PROVIDED INFORMATION>

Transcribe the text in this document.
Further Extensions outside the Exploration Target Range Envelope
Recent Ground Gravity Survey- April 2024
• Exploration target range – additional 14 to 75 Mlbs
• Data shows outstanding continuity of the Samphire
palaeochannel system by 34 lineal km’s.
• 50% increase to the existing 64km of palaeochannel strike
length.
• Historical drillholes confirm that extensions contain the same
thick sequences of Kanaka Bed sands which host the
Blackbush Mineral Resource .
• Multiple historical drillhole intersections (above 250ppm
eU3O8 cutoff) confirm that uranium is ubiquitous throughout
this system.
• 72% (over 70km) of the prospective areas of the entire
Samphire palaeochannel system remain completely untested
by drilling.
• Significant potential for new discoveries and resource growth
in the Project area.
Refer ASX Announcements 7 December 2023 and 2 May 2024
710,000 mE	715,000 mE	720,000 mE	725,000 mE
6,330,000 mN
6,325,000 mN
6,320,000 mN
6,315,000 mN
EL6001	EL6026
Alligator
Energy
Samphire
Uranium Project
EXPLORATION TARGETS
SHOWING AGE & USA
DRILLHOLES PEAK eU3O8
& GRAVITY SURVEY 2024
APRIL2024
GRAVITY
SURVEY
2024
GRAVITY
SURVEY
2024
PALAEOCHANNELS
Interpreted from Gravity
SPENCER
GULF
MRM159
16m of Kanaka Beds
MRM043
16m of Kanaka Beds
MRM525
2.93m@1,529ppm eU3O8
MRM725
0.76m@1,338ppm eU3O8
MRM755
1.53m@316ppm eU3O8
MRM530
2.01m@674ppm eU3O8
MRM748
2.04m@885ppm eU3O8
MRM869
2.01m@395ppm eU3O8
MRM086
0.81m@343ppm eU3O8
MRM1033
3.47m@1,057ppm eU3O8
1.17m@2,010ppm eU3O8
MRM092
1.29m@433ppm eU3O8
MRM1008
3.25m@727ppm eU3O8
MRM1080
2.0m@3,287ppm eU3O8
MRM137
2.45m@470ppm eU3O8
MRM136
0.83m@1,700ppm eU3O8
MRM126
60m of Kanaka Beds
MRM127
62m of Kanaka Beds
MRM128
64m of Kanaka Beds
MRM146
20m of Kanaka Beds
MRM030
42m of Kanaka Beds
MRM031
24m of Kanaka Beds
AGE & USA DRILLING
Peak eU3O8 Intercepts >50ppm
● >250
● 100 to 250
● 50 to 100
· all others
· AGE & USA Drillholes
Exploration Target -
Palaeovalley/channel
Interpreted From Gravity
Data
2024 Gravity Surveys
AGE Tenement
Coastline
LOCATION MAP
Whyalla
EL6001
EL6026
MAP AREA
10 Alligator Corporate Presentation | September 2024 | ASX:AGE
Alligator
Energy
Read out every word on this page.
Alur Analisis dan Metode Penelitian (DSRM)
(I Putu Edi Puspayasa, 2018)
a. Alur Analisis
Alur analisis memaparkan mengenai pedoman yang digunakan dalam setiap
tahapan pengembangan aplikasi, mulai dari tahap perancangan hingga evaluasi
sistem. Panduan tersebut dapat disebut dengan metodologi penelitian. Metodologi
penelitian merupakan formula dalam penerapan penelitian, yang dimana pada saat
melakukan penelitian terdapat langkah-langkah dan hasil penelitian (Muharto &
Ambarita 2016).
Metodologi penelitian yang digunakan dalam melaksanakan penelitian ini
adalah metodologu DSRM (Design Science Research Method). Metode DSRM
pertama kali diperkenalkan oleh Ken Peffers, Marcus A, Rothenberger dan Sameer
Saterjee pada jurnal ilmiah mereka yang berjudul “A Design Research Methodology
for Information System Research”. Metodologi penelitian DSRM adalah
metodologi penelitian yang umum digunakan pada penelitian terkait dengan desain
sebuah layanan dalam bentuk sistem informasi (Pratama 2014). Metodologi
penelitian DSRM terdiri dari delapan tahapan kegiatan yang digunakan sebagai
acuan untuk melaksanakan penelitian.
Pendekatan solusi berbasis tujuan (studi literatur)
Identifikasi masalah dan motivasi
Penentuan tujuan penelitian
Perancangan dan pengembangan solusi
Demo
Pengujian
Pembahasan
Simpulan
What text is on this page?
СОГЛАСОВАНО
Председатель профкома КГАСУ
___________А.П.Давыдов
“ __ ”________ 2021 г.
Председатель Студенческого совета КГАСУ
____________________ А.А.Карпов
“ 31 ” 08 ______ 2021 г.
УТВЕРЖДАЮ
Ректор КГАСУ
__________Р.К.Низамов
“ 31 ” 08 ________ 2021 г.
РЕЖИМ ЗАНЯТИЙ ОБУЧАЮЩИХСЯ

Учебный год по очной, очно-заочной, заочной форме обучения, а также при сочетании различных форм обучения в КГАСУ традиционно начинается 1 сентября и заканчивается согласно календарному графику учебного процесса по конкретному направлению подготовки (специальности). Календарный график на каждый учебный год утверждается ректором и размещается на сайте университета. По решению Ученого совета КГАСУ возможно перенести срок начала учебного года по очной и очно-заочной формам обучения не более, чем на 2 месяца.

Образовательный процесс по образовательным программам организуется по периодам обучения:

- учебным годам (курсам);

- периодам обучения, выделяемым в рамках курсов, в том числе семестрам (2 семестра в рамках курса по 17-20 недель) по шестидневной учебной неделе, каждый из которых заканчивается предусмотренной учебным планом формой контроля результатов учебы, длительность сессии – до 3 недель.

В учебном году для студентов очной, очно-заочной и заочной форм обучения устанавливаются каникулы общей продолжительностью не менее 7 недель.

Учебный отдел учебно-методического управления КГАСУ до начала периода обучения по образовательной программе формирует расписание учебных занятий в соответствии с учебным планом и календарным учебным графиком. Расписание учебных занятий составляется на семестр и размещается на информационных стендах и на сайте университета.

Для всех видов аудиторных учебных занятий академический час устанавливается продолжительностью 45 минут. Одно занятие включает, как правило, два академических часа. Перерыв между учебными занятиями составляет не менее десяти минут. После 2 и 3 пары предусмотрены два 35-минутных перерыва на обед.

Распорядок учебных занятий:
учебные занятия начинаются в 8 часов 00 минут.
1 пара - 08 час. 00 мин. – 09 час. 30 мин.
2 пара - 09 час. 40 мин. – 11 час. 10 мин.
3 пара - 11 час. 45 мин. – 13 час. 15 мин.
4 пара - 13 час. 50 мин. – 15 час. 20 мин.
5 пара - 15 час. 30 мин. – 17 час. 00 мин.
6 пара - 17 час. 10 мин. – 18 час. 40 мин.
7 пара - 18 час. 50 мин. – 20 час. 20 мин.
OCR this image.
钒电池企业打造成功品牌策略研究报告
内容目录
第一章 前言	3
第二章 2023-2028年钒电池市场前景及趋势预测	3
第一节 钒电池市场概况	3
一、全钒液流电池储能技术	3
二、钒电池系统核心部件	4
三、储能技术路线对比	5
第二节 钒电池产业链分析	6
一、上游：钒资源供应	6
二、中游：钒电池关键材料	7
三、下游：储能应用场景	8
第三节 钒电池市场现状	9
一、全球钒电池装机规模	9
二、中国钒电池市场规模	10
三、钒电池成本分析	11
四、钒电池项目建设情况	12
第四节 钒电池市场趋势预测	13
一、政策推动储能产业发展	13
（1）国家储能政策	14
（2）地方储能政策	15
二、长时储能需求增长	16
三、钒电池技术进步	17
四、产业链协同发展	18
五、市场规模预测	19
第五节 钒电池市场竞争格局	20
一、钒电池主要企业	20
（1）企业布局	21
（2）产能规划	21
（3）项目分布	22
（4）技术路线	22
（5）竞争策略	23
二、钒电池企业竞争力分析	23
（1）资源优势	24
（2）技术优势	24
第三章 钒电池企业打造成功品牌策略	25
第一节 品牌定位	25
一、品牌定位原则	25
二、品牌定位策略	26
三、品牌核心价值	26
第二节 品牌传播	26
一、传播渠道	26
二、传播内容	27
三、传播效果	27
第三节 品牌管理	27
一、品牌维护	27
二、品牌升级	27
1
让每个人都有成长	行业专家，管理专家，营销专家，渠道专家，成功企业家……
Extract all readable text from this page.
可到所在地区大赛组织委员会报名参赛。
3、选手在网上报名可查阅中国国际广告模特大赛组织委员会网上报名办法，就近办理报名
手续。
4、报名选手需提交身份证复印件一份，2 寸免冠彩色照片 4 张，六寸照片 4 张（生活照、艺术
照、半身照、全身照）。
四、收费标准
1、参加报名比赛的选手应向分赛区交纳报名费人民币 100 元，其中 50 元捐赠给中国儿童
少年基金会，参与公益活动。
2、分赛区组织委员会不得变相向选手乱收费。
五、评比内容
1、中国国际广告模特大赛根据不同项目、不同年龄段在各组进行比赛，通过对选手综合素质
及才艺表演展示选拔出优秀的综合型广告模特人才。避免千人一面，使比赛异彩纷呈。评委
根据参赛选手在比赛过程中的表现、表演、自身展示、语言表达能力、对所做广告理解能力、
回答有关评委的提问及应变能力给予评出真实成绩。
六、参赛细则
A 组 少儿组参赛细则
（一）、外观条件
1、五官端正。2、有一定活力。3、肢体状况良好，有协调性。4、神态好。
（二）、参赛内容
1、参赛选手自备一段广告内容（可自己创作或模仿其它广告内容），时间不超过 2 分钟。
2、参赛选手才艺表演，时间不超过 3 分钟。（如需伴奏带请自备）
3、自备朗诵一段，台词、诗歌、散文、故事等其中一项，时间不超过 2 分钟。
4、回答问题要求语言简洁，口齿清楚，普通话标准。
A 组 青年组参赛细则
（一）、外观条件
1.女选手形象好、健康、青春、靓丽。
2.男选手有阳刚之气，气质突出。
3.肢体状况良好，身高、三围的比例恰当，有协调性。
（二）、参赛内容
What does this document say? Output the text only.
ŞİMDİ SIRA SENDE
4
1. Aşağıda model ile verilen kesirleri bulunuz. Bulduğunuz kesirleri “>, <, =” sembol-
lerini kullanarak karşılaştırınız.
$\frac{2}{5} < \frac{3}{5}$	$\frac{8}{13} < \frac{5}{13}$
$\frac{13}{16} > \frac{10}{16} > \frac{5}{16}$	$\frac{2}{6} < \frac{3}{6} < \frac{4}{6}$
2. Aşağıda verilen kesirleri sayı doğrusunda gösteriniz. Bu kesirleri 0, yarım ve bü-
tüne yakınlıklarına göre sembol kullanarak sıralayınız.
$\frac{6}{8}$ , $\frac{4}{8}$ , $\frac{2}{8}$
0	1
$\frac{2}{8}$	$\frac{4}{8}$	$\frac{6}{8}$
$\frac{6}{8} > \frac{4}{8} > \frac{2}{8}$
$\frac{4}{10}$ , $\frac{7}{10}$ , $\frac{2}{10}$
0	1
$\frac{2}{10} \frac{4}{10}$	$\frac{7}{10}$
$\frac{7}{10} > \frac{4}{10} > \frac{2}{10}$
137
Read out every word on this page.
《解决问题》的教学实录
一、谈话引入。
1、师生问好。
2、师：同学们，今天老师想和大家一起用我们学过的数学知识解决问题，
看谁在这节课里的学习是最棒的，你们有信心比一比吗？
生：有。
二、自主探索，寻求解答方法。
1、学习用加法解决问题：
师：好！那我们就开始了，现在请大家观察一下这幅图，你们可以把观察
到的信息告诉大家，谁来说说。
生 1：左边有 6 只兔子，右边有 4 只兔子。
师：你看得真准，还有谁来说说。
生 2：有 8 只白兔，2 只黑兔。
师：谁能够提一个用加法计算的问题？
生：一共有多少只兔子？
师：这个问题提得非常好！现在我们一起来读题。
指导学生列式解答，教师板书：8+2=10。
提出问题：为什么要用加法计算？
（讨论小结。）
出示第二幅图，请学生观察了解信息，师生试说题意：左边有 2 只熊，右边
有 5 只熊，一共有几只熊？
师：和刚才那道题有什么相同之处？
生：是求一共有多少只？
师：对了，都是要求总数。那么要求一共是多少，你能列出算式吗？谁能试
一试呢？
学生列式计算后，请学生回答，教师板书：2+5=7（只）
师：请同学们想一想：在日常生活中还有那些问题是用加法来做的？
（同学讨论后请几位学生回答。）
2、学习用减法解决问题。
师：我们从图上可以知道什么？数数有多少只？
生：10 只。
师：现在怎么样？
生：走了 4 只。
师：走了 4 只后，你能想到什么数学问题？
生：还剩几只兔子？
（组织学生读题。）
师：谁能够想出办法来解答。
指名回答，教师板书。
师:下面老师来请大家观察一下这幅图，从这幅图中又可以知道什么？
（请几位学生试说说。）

GOAL OF THE EXERCISE> Report all lines of the material that contain the word "时间不超过".

IN RESPONSE>
1、参赛选手自备一段广告内容（可自己创作或模仿其它广告内容），时间不超过 2 分钟。
2、参赛选手才艺表演，时间不超过 3 分钟。（如需伴奏带请自备）
3、自备朗诵一段，台词、诗歌、散文、故事等其中一项，时间不超过 2 分钟。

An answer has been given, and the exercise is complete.